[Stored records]
## start

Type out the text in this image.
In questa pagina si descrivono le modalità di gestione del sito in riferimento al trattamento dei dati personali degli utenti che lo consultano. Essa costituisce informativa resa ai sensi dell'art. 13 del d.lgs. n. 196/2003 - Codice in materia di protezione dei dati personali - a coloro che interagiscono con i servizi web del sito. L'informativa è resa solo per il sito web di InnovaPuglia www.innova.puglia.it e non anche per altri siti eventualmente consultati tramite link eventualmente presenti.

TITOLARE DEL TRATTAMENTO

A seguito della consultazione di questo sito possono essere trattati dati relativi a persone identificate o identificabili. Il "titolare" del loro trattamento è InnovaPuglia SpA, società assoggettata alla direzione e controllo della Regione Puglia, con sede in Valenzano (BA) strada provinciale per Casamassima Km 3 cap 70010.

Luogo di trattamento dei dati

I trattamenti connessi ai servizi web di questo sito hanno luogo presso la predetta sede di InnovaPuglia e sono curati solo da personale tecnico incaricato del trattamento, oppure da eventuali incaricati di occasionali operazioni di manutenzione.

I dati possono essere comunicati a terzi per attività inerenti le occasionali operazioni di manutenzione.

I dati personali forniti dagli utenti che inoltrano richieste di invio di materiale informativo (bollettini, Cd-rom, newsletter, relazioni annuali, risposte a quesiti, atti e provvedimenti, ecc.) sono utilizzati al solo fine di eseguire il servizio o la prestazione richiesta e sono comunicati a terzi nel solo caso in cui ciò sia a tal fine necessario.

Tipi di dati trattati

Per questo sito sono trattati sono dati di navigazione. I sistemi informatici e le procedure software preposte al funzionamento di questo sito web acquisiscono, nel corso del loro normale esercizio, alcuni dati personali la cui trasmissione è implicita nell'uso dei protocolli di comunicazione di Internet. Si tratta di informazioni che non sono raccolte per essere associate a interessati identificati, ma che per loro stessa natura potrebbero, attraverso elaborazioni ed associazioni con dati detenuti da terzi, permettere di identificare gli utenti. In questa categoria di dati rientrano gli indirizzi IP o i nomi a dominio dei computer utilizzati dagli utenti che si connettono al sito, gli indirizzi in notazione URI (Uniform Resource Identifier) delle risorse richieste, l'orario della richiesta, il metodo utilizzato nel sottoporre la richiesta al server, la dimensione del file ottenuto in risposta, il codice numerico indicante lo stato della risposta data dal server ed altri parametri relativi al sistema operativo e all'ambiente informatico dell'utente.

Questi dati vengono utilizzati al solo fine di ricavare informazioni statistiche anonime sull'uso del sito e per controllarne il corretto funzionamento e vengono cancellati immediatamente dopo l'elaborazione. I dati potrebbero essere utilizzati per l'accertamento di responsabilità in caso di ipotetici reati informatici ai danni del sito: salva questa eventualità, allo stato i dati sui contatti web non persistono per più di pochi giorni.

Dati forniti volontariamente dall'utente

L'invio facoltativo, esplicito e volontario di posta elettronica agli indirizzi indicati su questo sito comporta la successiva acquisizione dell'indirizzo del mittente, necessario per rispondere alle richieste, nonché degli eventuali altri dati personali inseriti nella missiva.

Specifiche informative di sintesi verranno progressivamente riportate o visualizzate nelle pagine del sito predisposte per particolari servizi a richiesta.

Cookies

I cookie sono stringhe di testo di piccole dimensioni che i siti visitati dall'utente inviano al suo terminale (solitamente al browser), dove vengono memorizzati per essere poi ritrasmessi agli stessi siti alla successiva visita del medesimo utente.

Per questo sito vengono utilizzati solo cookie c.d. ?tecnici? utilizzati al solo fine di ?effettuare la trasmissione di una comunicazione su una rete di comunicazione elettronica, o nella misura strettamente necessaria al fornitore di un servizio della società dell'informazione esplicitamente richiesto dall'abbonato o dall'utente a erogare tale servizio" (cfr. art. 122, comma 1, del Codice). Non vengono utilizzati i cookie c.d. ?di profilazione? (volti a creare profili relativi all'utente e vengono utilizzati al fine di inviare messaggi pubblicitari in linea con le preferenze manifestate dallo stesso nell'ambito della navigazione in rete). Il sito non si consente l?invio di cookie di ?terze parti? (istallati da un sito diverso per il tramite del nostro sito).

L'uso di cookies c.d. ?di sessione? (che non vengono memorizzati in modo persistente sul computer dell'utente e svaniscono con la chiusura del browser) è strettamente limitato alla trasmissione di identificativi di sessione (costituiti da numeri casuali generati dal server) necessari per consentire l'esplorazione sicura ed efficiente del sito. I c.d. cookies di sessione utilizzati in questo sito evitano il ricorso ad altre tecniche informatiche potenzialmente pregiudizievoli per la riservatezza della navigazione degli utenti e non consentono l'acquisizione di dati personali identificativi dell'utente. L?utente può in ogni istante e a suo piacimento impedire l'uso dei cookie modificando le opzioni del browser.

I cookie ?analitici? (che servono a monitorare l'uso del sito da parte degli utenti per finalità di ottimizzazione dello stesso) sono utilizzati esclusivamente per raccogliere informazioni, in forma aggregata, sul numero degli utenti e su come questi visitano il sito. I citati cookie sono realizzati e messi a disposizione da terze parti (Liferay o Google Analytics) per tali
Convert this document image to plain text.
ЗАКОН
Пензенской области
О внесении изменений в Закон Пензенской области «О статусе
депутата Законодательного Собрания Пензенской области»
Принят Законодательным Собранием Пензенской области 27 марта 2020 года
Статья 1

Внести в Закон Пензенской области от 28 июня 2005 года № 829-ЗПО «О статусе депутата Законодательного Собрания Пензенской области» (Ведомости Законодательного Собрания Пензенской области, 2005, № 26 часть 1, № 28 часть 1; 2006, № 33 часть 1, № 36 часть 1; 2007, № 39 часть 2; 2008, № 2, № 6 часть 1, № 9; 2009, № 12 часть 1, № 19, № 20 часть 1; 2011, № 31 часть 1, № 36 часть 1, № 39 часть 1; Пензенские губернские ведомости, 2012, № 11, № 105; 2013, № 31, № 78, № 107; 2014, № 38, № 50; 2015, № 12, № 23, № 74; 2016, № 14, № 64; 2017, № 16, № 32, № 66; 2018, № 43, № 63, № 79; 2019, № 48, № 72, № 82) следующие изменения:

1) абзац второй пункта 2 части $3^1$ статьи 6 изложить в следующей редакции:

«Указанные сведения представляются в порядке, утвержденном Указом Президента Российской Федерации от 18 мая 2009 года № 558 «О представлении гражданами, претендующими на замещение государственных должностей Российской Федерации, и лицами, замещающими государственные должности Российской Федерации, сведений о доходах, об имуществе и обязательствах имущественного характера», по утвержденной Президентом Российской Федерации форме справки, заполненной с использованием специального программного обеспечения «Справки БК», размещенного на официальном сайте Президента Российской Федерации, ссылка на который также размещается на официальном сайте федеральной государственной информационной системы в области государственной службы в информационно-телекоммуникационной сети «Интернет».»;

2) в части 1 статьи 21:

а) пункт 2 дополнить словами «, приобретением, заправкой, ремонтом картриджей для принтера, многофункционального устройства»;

## end

▶ WHAT THE TASK ASKS
Write out all the entries exactly.

▶ RESULT OF THE TASK
Type out the text in this image.
In questa pagina si descrivono le modalità di gestione del sito in riferimento al trattamento dei dati personali degli utenti che lo consultano. Essa costituisce informativa resa ai sensi dell'art. 13 del d.lgs. n. 196/2003 - Codice in materia di protezione dei dati personali - a coloro che interagiscono con i servizi web del sito. L'informativa è resa solo per il sito web di InnovaPuglia www.innova.puglia.it e non anche per altri siti eventualmente consultati tramite link eventualmente presenti.

TITOLARE DEL TRATTAMENTO

A seguito della consultazione di questo sito possono essere trattati dati relativi a persone identificate o identificabili. Il "titolare" del loro trattamento è InnovaPuglia SpA, società assoggettata alla direzione e controllo della Regione Puglia, con sede in Valenzano (BA) strada provinciale per Casamassima Km 3 cap 70010.

Luogo di trattamento dei dati

I trattamenti connessi ai servizi web di questo sito hanno luogo presso la predetta sede di InnovaPuglia e sono curati solo da personale tecnico incaricato del trattamento, oppure da eventuali incaricati di occasionali operazioni di manutenzione.

I dati possono essere comunicati a terzi per attività inerenti le occasionali operazioni di manutenzione.

I dati personali forniti dagli utenti che inoltrano richieste di invio di materiale informativo (bollettini, Cd-rom, newsletter, relazioni annuali, risposte a quesiti, atti e provvedimenti, ecc.) sono utilizzati al solo fine di eseguire il servizio o la prestazione richiesta e sono comunicati a terzi nel solo caso in cui ciò sia a tal fine necessario.

Tipi di dati trattati

Per questo sito sono trattati sono dati di navigazione. I sistemi informatici e le procedure software preposte al funzionamento di questo sito web acquisiscono, nel corso del loro normale esercizio, alcuni dati personali la cui trasmissione è implicita nell'uso dei protocolli di comunicazione di Internet. Si tratta di informazioni che non sono raccolte per essere associate a interessati identificati, ma che per loro stessa natura potrebbero, attraverso elaborazioni ed associazioni con dati detenuti da terzi, permettere di identificare gli utenti. In questa categoria di dati rientrano gli indirizzi IP o i nomi a dominio dei computer utilizzati dagli utenti che si connettono al sito, gli indirizzi in notazione URI (Uniform Resource Identifier) delle risorse richieste, l'orario della richiesta, il metodo utilizzato nel sottoporre la richiesta al server, la dimensione del file ottenuto in risposta, il codice numerico indicante lo stato della risposta data dal server ed altri parametri relativi al sistema operativo e all'ambiente informatico dell'utente.

Questi dati vengono utilizzati al solo fine di ricavare informazioni statistiche anonime sull'uso del sito e per controllarne il corretto funzionamento e vengono cancellati immediatamente dopo l'elaborazione. I dati potrebbero essere utilizzati per l'accertamento di responsabilità in caso di ipotetici reati informatici ai danni del sito: salva questa eventualità, allo stato i dati sui contatti web non persistono per più di pochi giorni.

Dati forniti volontariamente dall'utente

L'invio facoltativo, esplicito e volontario di posta elettronica agli indirizzi indicati su questo sito comporta la successiva acquisizione dell'indirizzo del mittente, necessario per rispondere alle richieste, nonché degli eventuali altri dati personali inseriti nella missiva.

Specifiche informative di sintesi verranno progressivamente riportate o visualizzate nelle pagine del sito predisposte per particolari servizi a richiesta.

Cookies

I cookie sono stringhe di testo di piccole dimensioni che i siti visitati dall'utente inviano al suo terminale (solitamente al browser), dove vengono memorizzati per essere poi ritrasmessi agli stessi siti alla successiva visita del medesimo utente.

Per questo sito vengono utilizzati solo cookie c.d. ?tecnici? utilizzati al solo fine di ?effettuare la trasmissione di una comunicazione su una rete di comunicazione elettronica, o nella misura strettamente necessaria al fornitore di un servizio della società dell'informazione esplicitamente richiesto dall'abbonato o dall'utente a erogare tale servizio" (cfr. art. 122, comma 1, del Codice). Non vengono utilizzati i cookie c.d. ?di profilazione? (volti a creare profili relativi all'utente e vengono utilizzati al fine di inviare messaggi pubblicitari in linea con le preferenze manifestate dallo stesso nell'ambito della navigazione in rete). Il sito non si consente l?invio di cookie di ?terze parti? (istallati da un sito diverso per il tramite del nostro sito).

L'uso di cookies c.d. ?di sessione? (che non vengono memorizzati in modo persistente sul computer dell'utente e svaniscono con la chiusura del browser) è strettamente limitato alla trasmissione di identificativi di sessione (costituiti da numeri casuali generati dal server) necessari per consentire l'esplorazione sicura ed efficiente del sito. I c.d. cookies di sessione utilizzati in questo sito evitano il ricorso ad altre tecniche informatiche potenzialmente pregiudizievoli per la riservatezza della navigazione degli utenti e non consentono l'acquisizione di dati personali identificativi dell'utente. L?utente può in ogni istante e a suo piacimento impedire l'uso dei cookie modificando le opzioni del browser.

I cookie ?analitici? (che servono a monitorare l'uso del sito da parte degli utenti per finalità di ottimizzazione dello stesso) sono utilizzati esclusivamente per raccogliere informazioni, in forma aggregata, sul numero degli utenti e su come questi visitano il sito. I citati cookie sono realizzati e messi a disposizione da terze parti (Liferay o Google Analytics) per tali
Convert this document image to plain text.
ЗАКОН
Пензенской области
О внесении изменений в Закон Пензенской области «О статусе
депутата Законодательного Собрания Пензенской области»
Принят Законодательным Собранием Пензенской области 27 марта 2020 года
Статья 1

Внести в Закон Пензенской области от 28 июня 2005 года № 829-ЗПО «О статусе депутата Законодательного Собрания Пензенской области» (Ведомости Законодательного Собрания Пензенской области, 2005, № 26 часть 1, № 28 часть 1; 2006, № 33 часть 1, № 36 часть 1; 2007, № 39 часть 2; 2008, № 2, № 6 часть 1, № 9; 2009, № 12 часть 1, № 19, № 20 часть 1; 2011, № 31 часть 1, № 36 часть 1, № 39 часть 1; Пензенские губернские ведомости, 2012, № 11, № 105; 2013, № 31, № 78, № 107; 2014, № 38, № 50; 2015, № 12, № 23, № 74; 2016, № 14, № 64; 2017, № 16, № 32, № 66; 2018, № 43, № 63, № 79; 2019, № 48, № 72, № 82) следующие изменения:

1) абзац второй пункта 2 части $3^1$ статьи 6 изложить в следующей редакции:

«Указанные сведения представляются в порядке, утвержденном Указом Президента Российской Федерации от 18 мая 2009 года № 558 «О представлении гражданами, претендующими на замещение государственных должностей Российской Федерации, и лицами, замещающими государственные должности Российской Федерации, сведений о доходах, об имуществе и обязательствах имущественного характера», по утвержденной Президентом Российской Федерации форме справки, заполненной с использованием специального программного обеспечения «Справки БК», размещенного на официальном сайте Президента Российской Федерации, ссылка на который также размещается на официальном сайте федеральной государственной информационной системы в области государственной службы в информационно-телекоммуникационной сети «Интернет».»;

2) в части 1 статьи 21:

а) пункт 2 дополнить словами «, приобретением, заправкой, ремонтом картриджей для принтера, многофункционального устройства»;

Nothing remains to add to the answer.